■ Exercise instructions: Write out every record below exactly as it appears.

-- START Material shown --

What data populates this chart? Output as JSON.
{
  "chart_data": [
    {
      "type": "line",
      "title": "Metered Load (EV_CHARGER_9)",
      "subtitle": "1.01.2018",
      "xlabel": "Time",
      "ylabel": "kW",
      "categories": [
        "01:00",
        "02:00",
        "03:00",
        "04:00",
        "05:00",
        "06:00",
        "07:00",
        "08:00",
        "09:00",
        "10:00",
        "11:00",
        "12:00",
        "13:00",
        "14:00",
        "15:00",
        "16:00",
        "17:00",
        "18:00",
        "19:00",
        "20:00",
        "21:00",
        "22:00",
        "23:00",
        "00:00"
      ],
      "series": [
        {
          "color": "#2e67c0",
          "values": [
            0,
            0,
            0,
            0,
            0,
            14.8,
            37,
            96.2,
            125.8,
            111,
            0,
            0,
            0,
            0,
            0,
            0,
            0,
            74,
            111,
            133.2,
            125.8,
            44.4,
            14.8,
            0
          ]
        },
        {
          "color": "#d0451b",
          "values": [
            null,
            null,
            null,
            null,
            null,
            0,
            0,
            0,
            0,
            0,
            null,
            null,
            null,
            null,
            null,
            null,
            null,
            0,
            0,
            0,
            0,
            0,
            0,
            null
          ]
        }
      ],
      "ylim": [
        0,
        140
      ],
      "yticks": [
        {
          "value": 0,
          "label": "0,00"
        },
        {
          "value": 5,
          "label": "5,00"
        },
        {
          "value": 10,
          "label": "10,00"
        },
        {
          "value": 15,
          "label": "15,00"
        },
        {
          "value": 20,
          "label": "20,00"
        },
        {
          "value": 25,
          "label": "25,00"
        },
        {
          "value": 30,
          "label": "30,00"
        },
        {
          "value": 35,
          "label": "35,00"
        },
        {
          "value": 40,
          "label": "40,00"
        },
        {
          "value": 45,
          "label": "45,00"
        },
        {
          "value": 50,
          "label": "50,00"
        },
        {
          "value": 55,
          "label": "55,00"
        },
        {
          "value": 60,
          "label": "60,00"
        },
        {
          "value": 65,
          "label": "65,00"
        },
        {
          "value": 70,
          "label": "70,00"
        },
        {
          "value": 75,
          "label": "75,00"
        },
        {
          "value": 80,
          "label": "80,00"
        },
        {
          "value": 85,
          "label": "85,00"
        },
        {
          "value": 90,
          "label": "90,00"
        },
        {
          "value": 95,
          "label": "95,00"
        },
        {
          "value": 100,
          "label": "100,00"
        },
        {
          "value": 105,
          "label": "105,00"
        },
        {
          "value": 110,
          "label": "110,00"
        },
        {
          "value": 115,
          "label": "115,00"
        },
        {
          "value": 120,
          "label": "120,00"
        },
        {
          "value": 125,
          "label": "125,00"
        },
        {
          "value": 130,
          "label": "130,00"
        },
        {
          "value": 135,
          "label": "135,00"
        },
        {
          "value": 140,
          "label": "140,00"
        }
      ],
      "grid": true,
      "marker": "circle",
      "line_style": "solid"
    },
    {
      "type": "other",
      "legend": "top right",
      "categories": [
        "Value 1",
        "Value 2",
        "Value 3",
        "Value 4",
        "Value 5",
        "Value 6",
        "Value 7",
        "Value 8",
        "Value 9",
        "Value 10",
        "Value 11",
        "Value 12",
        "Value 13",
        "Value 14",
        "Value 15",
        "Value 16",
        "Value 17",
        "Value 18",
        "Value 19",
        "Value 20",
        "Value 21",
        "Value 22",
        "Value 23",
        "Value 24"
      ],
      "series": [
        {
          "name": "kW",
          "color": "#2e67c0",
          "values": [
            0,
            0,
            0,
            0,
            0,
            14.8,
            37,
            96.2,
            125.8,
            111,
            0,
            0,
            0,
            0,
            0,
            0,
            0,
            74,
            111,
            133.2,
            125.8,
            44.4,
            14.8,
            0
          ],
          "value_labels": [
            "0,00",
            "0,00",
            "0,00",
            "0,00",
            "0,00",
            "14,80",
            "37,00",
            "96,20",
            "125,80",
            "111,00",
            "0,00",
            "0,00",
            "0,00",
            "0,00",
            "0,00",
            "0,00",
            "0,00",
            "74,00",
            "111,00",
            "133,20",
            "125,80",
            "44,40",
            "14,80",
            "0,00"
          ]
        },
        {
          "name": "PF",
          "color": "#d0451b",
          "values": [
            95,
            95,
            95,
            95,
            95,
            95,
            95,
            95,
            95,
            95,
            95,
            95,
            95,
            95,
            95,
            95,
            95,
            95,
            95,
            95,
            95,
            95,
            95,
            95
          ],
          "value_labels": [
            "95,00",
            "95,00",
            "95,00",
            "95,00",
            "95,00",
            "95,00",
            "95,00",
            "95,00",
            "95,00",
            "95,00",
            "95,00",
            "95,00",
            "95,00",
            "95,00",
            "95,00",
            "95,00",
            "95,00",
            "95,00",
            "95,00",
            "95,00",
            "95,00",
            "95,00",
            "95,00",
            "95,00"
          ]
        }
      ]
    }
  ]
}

-- END Material shown --

■ Written answer:
What data populates this chart? Output as JSON.
{
  "chart_data": [
    {
      "type": "line",
      "title": "Metered Load (EV_CHARGER_9)",
      "subtitle": "1.01.2018",
      "xlabel": "Time",
      "ylabel": "kW",
      "categories": [
        "01:00",
        "02:00",
        "03:00",
        "04:00",
        "05:00",
        "06:00",
        "07:00",
        "08:00",
        "09:00",
        "10:00",
        "11:00",
        "12:00",
        "13:00",
        "14:00",
        "15:00",
        "16:00",
        "17:00",
        "18:00",
        "19:00",
        "20:00",
        "21:00",
        "22:00",
        "23:00",
        "00:00"
      ],
      "series": [
        {
          "color": "#2e67c0",
          "values": [
            0,
            0,
            0,
            0,
            0,
            14.8,
            37,
            96.2,
            125.8,
            111,
            0,
            0,
            0,
            0,
            0,
            0,
            0,
            74,
            111,
            133.2,
            125.8,
            44.4,
            14.8,
            0
          ]
        },
        {
          "color": "#d0451b",
          "values": [
            null,
            null,
            null,
            null,
            null,
            0,
            0,
            0,
            0,
            0,
            null,
            null,
            null,
            null,
            null,
            null,
            null,
            0,
            0,
            0,
            0,
            0,
            0,
            null
          ]
        }
      ],
      "ylim": [
        0,
        140
      ],
      "yticks": [
        {
          "value": 0,
          "label": "0,00"
        },
        {
          "value": 5,
          "label": "5,00"
        },
        {
          "value": 10,
          "label": "10,00"
        },
        {
          "value": 15,
          "label": "15,00"
        },
        {
          "value": 20,
          "label": "20,00"
        },
        {
          "value": 25,
          "label": "25,00"
        },
        {
          "value": 30,
          "label": "30,00"
        },
        {
          "value": 35,
          "label": "35,00"
        },
        {
          "value": 40,
          "label": "40,00"
        },
        {
          "value": 45,
          "label": "45,00"
        },
        {
          "value": 50,
          "label": "50,00"
        },
        {
          "value": 55,
          "label": "55,00"
        },
        {
          "value": 60,
          "label": "60,00"
        },
        {
          "value": 65,
          "label": "65,00"
        },
        {
          "value": 70,
          "label": "70,00"
        },
        {
          "value": 75,
          "label": "75,00"
        },
        {
          "value": 80,
          "label": "80,00"
        },
        {
          "value": 85,
          "label": "85,00"
        },
        {
          "value": 90,
          "label": "90,00"
        },
        {
          "value": 95,
          "label": "95,00"
        },
        {
          "value": 100,
          "label": "100,00"
        },
        {
          "value": 105,
          "label": "105,00"
        },
        {
          "value": 110,
          "label": "110,00"
        },
        {
          "value": 115,
          "label": "115,00"
        },
        {
          "value": 120,
          "label": "120,00"
        },
        {
          "value": 125,
          "label": "125,00"
        },
        {
          "value": 130,
          "label": "130,00"
        },
        {
          "value": 135,
          "label": "135,00"
        },
        {
          "value": 140,
          "label": "140,00"
        }
      ],
      "grid": true,
      "marker": "circle",
      "line_style": "solid"
    },
    {
      "type": "other",
      "legend": "top right",
      "categories": [
        "Value 1",
        "Value 2",
        "Value 3",
        "Value 4",
        "Value 5",
        "Value 6",
        "Value 7",
        "Value 8",
        "Value 9",
        "Value 10",
        "Value 11",
        "Value 12",
        "Value 13",
        "Value 14",
        "Value 15",
        "Value 16",
        "Value 17",
        "Value 18",
        "Value 19",
        "Value 20",
        "Value 21",
        "Value 22",
        "Value 23",
        "Value 24"
      ],
      "series": [
        {
          "name": "kW",
          "color": "#2e67c0",
          "values": [
            0,
            0,
            0,
            0,
            0,
            14.8,
            37,
            96.2,
            125.8,
            111,
            0,
            0,
            0,
            0,
            0,
            0,
            0,
            74,
            111,
            133.2,
            125.8,
            44.4,
            14.8,
            0
          ],
          "value_labels": [
            "0,00",
            "0,00",
            "0,00",
            "0,00",
            "0,00",
            "14,80",
            "37,00",
            "96,20",
            "125,80",
            "111,00",
            "0,00",
            "0,00",
            "0,00",
            "0,00",
            "0,00",
            "0,00",
            "0,00",
            "74,00",
            "111,00",
            "133,20",
            "125,80",
            "44,40",
            "14,80",
            "0,00"
          ]
        },
        {
          "name": "PF",
          "color": "#d0451b",
          "values": [
            95,
            95,
            95,
            95,
            95,
            95,
            95,
            95,
            95,
            95,
            95,
            95,
            95,
            95,
            95,
            95,
            95,
            95,
            95,
            95,
            95,
            95,
            95,
            95
          ],
          "value_labels": [
            "95,00",
            "95,00",
            "95,00",
            "95,00",
            "95,00",
            "95,00",
            "95,00",
            "95,00",
            "95,00",
            "95,00",
            "95,00",
            "95,00",
            "95,00",
            "95,00",
            "95,00",
            "95,00",
            "95,00",
            "95,00",
            "95,00",
            "95,00",
            "95,00",
            "95,00",
            "95,00",
            "95,00"
          ]
        }
      ]
    }
  ]
}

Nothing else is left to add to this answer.